**The exercise:**
Quote, without any change, the line that contains "Parse this screenshot: output" and all lines that follow it to the end of the data below.

====== Dataset content

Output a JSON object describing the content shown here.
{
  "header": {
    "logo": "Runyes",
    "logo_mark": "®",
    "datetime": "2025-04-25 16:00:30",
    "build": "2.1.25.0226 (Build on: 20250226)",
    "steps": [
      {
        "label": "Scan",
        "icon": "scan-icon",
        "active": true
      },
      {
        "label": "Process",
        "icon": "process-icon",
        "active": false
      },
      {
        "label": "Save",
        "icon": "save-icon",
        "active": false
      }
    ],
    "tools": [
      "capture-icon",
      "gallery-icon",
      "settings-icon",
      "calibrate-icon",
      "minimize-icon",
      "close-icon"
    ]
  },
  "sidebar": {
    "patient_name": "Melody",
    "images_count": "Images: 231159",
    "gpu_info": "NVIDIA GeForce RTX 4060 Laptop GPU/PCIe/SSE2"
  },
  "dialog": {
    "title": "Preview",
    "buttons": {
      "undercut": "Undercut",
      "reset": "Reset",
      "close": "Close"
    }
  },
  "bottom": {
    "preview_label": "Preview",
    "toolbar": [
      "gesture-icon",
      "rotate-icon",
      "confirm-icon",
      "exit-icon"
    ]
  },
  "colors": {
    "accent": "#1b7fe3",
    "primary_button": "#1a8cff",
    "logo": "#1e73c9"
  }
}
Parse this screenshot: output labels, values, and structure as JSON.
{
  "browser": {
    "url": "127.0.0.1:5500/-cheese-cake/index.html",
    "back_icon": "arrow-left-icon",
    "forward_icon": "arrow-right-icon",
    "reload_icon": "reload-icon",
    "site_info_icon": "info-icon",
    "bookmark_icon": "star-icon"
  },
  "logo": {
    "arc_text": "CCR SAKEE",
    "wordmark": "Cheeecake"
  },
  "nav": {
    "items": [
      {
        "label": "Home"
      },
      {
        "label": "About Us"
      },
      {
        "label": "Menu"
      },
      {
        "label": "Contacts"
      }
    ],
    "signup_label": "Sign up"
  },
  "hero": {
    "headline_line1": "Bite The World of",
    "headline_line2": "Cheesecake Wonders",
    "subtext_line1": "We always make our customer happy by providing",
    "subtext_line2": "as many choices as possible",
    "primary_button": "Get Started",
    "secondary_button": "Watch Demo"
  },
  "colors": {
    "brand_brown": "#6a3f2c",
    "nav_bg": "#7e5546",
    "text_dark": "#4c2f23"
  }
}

============

**Result of the task:**
Parse this screenshot: output labels, values, and structure as JSON.
{
  "browser": {
    "url": "127.0.0.1:5500/-cheese-cake/index.html",
    "back_icon": "arrow-left-icon",
    "forward_icon": "arrow-right-icon",
    "reload_icon": "reload-icon",
    "site_info_icon": "info-icon",
    "bookmark_icon": "star-icon"
  },
  "logo": {
    "arc_text": "CCR SAKEE",
    "wordmark": "Cheeecake"
  },
  "nav": {
    "items": [
      {
        "label": "Home"
      },
      {
        "label": "About Us"
      },
      {
        "label": "Menu"
      },
      {
        "label": "Contacts"
      }
    ],
    "signup_label": "Sign up"
  },
  "hero": {
    "headline_line1": "Bite The World of",
    "headline_line2": "Cheesecake Wonders",
    "subtext_line1": "We always make our customer happy by providing",
    "subtext_line2": "as many choices as possible",
    "primary_button": "Get Started",
    "secondary_button": "Watch Demo"
  },
  "colors": {
    "brand_brown": "#6a3f2c",
    "nav_bg": "#7e5546",
    "text_dark": "#4c2f23"
  }
}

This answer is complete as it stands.